------ Exercise materials ------

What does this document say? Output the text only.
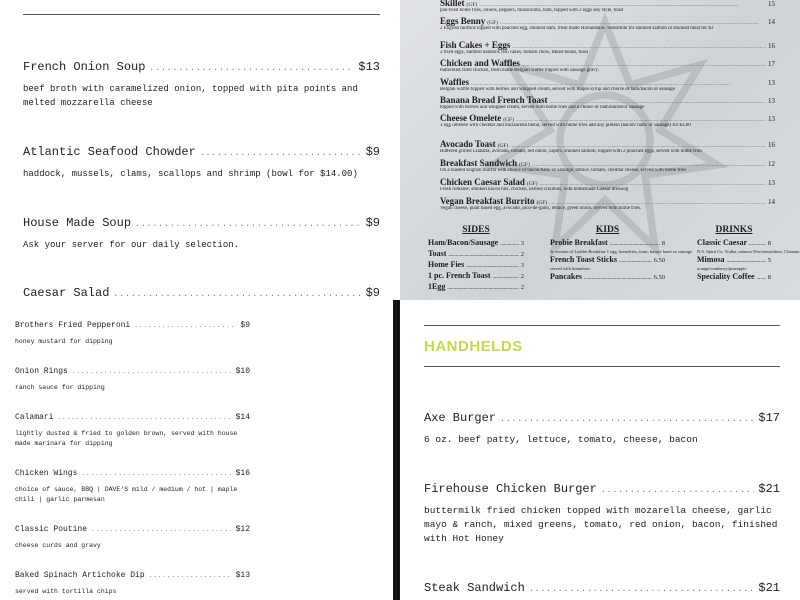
French Onion Soup .....	$13
beef broth with caramelized onion, topped with pita points and melted mozzarella cheese
Atlantic Seafood Chowder .....	$9
haddock, mussels, clams, scallops and shrimp (bowl for $14.00)
House Made Soup .....	$9
Ask your server for our daily selection.
Caesar Salad .....	$9
Skillet (GF) .....	15
pan-fried home fries, onions, peppers, mushrooms, ham, topped with 2 eggs any style, toast
Eggs Benny (GF) .....	14
2 English muffins topped with poached egg, smoked ham, fresh made Hollandaise. Substitute for smoked salmon or smoked meat for $3
Fish Cakes + Eggs .....	16
2 fried eggs, Sambro haddock fish cakes, tomato chow, baked beans, toast
Chicken and Waffles .....	17
buttermilk fried chicken, fresh made Belgian waffle topped with sausage gravy.
Waffles .....	13
Belgian waffle topped with berries and whipped cream, served with maple syrup and choice of ham/bacon or sausage
Banana Bread French Toast .....	13
topped with berries and whipped cream, served with home fries and a choice of ham/bacon/or sausage
Cheese Omelete (GF) .....	13
3 egg omelete with cheddar and mozzarella blend, served with home fries add any protein (bacon/ ham/ or sausage) for $3.00
Avocado Toast (GF) .....	16
Buttered grilled Ciabatta, avocado, tomato, red onion, capers, smoked salmon, topped with 2 poached eggs, served with home fries
Breakfast Sandwich (GF) .....	12
On a toasted English muffin with choice of bacon/ham/ or sausage, lettuce, tomato, cheddar cheese, served with home fries
Chicken Caesar Salad (GF) .....	13
Fresh romaine, smoked bacon bits, chicken, herbed croutons, with homemade Caesar dressing
Vegan Breakfast Burrito (GF) .....	14
Vegan cheese, plant based egg, avocado, pico-de-gallo, lettuce, green onion. Served with home fries.
SIDES
Ham/Bacon/Sausage .....	3
Toast .....	2
Home Fies .....	3
1 pc. French Toast .....	2
1Egg .....	2
KIDS
Probie Breakfast .....	8
Jr. version of Ladder Breakfast 1 egg, homefries, toast, bacon/ ham/ or sausage
French Toast Sticks .....	6.50
served with homefries
Pancakes .....	6.50
DRINKS
Classic Caesar .....	8
N.S. Spirit Co. Vodka, tabasco Worchestershire, Clamato
Mimosa .....	5
orange/cranberry/pineapple
Speciality Coffee ..... 8
Brothers Fried Pepperoni .....	$9
honey mustard for dipping
Onion Rings .....	$10
ranch sauce for dipping
Calamari .....	$14
lightly dusted & fried to golden brown, served with house made marinara for dipping
Chicken Wings .....	$16
choice of sauce, BBQ | DAVE'S mild / medium / hot | maple chili | garlic parmesan
Classic Poutine .....	$12
cheese curds and gravy
Baked Spinach Artichoke Dip .....	$13
served with tortilla chips
HANDHELDS
Axe Burger .....	$17
6 oz. beef patty, lettuce, tomato, cheese, bacon
Firehouse Chicken Burger .....	$21
buttermilk fried chicken topped with mozarella cheese, garlic mayo & ranch, mixed greens, tomato, red onion, bacon, finished with Hot Honey
Steak Sandwich .....	$21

------

**What the task requires:** Without the pictures, copy out all the records above exactly.

**Problem solution:**
What does this document say? Output the text only.
French Onion Soup .....	$13
beef broth with caramelized onion, topped with pita points and melted mozzarella cheese
Atlantic Seafood Chowder .....	$9
haddock, mussels, clams, scallops and shrimp (bowl for $14.00)
House Made Soup .....	$9
Ask your server for our daily selection.
Caesar Salad .....	$9
Skillet (GF) .....	15
pan-fried home fries, onions, peppers, mushrooms, ham, topped with 2 eggs any style, toast
Eggs Benny (GF) .....	14
2 English muffins topped with poached egg, smoked ham, fresh made Hollandaise. Substitute for smoked salmon or smoked meat for $3
Fish Cakes + Eggs .....	16
2 fried eggs, Sambro haddock fish cakes, tomato chow, baked beans, toast
Chicken and Waffles .....	17
buttermilk fried chicken, fresh made Belgian waffle topped with sausage gravy.
Waffles .....	13
Belgian waffle topped with berries and whipped cream, served with maple syrup and choice of ham/bacon or sausage
Banana Bread French Toast .....	13
topped with berries and whipped cream, served with home fries and a choice of ham/bacon/or sausage
Cheese Omelete (GF) .....	13
3 egg omelete with cheddar and mozzarella blend, served with home fries add any protein (bacon/ ham/ or sausage) for $3.00
Avocado Toast (GF) .....	16
Buttered grilled Ciabatta, avocado, tomato, red onion, capers, smoked salmon, topped with 2 poached eggs, served with home fries
Breakfast Sandwich (GF) .....	12
On a toasted English muffin with choice of bacon/ham/ or sausage, lettuce, tomato, cheddar cheese, served with home fries
Chicken Caesar Salad (GF) .....	13
Fresh romaine, smoked bacon bits, chicken, herbed croutons, with homemade Caesar dressing
Vegan Breakfast Burrito (GF) .....	14
Vegan cheese, plant based egg, avocado, pico-de-gallo, lettuce, green onion. Served with home fries.
SIDES
Ham/Bacon/Sausage .....	3
Toast .....	2
Home Fies .....	3
1 pc. French Toast .....	2
1Egg .....	2
KIDS
Probie Breakfast .....	8
Jr. version of Ladder Breakfast 1 egg, homefries, toast, bacon/ ham/ or sausage
French Toast Sticks .....	6.50
served with homefries
Pancakes .....	6.50
DRINKS
Classic Caesar .....	8
N.S. Spirit Co. Vodka, tabasco Worchestershire, Clamato
Mimosa .....	5
orange/cranberry/pineapple
Speciality Coffee ..... 8
Brothers Fried Pepperoni .....	$9
honey mustard for dipping
Onion Rings .....	$10
ranch sauce for dipping
Calamari .....	$14
lightly dusted & fried to golden brown, served with house made marinara for dipping
Chicken Wings .....	$16
choice of sauce, BBQ | DAVE'S mild / medium / hot | maple chili | garlic parmesan
Classic Poutine .....	$12
cheese curds and gravy
Baked Spinach Artichoke Dip .....	$13
served with tortilla chips
HANDHELDS
Axe Burger .....	$17
6 oz. beef patty, lettuce, tomato, cheese, bacon
Firehouse Chicken Burger .....	$21
buttermilk fried chicken topped with mozarella cheese, garlic mayo & ranch, mixed greens, tomato, red onion, bacon, finished with Hot Honey
Steak Sandwich .....	$21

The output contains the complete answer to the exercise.